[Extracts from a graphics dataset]
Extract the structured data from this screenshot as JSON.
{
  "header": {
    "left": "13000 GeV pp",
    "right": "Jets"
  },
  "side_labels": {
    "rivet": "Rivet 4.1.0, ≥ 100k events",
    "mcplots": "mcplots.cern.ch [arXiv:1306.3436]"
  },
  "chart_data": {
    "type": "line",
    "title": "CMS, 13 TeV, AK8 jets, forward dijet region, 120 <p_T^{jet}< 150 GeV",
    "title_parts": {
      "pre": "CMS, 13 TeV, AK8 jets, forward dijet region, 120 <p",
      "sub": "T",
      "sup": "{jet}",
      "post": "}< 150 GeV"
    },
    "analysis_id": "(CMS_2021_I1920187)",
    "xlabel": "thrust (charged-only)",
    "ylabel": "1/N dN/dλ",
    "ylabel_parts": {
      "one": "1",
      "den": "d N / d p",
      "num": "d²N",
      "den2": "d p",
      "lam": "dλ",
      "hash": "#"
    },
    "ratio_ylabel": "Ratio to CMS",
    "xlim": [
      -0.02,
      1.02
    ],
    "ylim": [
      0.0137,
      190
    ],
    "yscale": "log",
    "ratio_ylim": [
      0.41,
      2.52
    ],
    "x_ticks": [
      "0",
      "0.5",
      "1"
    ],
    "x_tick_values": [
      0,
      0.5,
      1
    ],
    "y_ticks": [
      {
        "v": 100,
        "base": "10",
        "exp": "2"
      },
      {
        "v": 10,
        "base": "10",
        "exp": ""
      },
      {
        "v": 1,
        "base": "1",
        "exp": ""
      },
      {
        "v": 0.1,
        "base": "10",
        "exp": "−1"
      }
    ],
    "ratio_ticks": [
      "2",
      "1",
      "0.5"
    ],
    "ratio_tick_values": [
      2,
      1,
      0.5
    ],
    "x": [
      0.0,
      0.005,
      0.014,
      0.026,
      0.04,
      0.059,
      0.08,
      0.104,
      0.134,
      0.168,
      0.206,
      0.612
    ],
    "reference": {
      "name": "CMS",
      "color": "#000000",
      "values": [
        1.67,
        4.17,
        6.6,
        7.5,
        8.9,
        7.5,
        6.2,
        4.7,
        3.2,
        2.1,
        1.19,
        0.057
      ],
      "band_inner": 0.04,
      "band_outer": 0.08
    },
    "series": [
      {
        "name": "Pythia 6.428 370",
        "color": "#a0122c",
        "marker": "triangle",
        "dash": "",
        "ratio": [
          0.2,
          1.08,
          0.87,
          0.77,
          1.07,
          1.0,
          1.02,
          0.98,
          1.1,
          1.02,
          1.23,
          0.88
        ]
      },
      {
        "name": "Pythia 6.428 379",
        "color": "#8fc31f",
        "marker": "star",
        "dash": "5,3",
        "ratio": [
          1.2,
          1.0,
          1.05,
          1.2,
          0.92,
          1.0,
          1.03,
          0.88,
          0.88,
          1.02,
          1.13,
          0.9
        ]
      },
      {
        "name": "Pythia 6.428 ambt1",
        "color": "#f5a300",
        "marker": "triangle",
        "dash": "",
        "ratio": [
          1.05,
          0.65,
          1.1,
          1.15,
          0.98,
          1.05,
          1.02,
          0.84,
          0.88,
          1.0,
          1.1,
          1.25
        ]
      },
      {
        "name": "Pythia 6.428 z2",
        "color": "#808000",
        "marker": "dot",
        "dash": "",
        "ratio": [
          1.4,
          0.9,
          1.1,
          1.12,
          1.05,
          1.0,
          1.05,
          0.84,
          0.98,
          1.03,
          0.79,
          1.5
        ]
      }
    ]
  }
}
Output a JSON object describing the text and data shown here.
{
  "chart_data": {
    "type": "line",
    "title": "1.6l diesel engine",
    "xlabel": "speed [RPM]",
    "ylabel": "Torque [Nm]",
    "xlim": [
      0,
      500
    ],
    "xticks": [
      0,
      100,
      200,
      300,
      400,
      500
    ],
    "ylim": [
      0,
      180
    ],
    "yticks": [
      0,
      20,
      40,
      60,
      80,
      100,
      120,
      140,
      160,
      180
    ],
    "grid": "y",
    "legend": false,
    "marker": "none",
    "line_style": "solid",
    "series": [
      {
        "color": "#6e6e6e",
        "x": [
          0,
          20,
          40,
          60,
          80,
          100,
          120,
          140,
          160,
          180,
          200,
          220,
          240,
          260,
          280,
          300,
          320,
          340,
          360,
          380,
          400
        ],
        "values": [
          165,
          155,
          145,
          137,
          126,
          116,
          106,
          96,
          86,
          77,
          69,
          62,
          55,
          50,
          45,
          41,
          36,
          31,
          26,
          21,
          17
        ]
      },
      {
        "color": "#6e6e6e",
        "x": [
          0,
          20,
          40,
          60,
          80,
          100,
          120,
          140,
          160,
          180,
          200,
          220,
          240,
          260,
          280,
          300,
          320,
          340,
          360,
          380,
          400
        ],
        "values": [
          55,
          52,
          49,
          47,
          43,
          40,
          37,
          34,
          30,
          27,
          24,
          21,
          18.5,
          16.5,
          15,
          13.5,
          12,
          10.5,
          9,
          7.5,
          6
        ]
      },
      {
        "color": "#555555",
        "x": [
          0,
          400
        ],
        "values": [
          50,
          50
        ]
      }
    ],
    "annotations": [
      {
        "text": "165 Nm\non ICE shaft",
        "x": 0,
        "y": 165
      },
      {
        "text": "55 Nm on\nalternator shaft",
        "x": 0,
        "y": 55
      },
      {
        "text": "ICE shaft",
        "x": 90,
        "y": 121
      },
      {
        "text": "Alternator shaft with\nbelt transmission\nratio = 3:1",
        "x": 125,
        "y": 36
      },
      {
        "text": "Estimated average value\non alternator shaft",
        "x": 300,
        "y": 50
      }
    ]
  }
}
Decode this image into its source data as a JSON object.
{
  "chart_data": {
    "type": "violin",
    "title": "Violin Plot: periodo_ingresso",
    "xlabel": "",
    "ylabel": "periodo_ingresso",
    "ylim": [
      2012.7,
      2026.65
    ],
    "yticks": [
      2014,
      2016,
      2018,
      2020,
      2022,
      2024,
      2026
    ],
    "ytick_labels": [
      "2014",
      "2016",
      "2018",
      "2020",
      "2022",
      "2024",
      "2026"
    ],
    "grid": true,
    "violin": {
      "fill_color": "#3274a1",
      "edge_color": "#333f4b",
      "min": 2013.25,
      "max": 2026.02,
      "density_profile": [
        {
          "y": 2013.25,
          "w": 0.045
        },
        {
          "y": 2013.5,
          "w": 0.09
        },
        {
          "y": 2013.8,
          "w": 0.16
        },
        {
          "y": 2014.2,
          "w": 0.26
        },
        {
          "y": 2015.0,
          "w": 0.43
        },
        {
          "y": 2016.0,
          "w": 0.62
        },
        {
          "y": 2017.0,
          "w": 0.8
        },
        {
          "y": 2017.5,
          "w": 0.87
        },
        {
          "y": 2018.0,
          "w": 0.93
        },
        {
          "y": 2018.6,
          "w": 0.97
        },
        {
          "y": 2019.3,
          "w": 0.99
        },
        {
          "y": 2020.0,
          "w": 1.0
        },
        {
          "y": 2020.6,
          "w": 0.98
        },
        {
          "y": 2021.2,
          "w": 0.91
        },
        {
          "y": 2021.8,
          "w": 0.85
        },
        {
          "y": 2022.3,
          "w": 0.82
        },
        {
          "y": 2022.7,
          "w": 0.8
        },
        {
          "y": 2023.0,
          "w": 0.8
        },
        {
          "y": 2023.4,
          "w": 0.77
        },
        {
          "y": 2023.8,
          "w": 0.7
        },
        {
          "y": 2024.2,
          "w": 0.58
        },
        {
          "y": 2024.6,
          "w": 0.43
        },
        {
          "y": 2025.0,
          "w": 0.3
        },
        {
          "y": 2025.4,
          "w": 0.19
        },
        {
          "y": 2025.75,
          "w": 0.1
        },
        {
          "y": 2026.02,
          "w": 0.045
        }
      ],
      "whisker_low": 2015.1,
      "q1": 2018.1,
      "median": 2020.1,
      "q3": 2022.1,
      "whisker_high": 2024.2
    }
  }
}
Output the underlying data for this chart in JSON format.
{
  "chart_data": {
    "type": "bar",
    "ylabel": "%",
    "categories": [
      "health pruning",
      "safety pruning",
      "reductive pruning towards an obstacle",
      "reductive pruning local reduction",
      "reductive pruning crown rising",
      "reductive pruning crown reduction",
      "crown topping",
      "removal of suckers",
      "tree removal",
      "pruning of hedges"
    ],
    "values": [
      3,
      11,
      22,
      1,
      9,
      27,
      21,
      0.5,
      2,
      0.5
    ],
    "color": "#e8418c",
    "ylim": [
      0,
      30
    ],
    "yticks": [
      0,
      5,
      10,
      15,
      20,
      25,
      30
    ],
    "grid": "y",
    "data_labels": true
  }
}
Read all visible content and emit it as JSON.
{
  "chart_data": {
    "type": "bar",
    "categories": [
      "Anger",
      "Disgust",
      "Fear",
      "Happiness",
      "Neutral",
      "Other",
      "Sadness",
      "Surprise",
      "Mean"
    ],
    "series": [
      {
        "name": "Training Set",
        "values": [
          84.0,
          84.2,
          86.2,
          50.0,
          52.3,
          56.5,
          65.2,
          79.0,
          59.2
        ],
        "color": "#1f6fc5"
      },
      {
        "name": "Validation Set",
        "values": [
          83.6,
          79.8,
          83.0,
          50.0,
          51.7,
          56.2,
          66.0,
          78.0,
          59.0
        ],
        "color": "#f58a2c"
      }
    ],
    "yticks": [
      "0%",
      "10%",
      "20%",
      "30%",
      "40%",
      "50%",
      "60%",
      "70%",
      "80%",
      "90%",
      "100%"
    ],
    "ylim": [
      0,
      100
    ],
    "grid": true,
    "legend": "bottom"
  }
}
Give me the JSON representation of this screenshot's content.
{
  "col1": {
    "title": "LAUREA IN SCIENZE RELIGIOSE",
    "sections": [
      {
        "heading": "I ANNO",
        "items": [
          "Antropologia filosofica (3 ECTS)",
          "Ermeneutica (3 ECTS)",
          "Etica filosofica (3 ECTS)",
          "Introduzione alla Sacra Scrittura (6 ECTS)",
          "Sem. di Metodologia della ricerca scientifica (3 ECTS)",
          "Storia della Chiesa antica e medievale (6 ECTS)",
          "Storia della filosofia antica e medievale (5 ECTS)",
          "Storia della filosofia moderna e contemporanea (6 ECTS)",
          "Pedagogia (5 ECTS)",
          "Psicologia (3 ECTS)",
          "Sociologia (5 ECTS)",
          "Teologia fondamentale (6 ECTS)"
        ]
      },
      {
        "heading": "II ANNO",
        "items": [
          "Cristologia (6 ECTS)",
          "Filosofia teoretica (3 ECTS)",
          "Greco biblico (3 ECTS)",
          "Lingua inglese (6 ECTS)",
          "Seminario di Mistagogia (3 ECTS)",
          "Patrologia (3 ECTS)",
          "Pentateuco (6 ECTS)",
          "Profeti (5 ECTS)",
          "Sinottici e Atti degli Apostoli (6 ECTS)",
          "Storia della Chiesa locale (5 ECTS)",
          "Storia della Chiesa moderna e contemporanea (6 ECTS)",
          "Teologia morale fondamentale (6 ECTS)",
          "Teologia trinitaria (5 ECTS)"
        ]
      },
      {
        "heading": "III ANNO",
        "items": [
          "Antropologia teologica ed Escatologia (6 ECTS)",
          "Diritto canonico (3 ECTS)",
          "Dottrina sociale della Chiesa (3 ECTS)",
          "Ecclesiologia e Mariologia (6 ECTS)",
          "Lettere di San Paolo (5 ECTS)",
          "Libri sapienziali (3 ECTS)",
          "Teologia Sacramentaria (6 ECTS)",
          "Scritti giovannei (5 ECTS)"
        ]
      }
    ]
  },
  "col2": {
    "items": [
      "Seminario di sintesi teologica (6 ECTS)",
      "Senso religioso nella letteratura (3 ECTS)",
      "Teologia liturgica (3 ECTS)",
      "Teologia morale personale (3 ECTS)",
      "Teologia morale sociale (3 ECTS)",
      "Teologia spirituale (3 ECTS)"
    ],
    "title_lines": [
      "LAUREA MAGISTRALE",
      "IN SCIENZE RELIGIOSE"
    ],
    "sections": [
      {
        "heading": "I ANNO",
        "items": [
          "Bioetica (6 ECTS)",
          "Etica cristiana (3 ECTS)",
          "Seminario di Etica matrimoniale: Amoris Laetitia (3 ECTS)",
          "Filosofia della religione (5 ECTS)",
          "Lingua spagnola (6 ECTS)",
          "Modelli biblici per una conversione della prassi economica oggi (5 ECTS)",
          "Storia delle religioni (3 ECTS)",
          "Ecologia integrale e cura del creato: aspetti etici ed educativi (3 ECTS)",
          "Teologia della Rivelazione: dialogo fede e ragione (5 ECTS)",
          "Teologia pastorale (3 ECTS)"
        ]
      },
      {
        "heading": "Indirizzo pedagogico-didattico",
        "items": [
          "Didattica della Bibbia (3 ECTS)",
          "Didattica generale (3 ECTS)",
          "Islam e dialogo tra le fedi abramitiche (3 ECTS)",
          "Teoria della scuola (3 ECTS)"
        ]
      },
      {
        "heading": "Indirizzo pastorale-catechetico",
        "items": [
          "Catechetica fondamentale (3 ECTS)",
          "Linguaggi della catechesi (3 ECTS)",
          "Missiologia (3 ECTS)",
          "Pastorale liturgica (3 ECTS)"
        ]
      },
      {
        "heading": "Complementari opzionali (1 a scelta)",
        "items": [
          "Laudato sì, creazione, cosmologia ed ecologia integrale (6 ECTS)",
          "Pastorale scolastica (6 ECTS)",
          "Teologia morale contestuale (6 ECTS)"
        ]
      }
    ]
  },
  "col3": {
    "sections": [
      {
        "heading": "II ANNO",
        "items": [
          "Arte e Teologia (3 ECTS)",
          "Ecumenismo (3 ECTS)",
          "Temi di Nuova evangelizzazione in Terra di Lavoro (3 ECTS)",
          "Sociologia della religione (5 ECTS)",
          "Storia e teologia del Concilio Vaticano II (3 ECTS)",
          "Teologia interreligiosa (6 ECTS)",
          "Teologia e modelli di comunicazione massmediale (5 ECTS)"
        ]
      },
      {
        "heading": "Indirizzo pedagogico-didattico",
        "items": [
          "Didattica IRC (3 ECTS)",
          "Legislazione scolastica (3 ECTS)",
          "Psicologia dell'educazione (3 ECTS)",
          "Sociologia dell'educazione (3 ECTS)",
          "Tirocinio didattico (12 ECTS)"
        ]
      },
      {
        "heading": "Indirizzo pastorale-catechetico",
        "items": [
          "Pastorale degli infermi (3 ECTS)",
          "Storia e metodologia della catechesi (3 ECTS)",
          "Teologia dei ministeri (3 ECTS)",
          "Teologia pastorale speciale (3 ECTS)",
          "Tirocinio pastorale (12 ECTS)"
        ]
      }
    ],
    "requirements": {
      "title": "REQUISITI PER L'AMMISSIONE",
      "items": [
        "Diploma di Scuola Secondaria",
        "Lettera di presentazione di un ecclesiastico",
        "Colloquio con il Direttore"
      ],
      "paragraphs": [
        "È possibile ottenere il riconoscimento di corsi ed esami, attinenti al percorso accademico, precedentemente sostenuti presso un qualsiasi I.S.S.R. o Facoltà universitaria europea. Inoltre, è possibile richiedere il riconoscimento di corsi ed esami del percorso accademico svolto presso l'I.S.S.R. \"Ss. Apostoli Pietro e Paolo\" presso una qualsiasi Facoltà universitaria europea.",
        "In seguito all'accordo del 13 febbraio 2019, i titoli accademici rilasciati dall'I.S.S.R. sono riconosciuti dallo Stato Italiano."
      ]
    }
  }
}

GOAL
Scan the listing above and identify each line holding the string "Paolo"; copy every such line.

TASK ANSWER
          "Lettere di San Paolo (5 ECTS)",
        "È possibile ottenere il riconoscimento di corsi ed esami, attinenti al percorso accademico, precedentemente sostenuti presso un qualsiasi I.S.S.R. o Facoltà universitaria europea. Inoltre, è possibile richiedere il riconoscimento di corsi ed esami del percorso accademico svolto presso l'I.S.S.R. \"Ss. Apostoli Pietro e Paolo\" presso una qualsiasi Facoltà universitaria europea.",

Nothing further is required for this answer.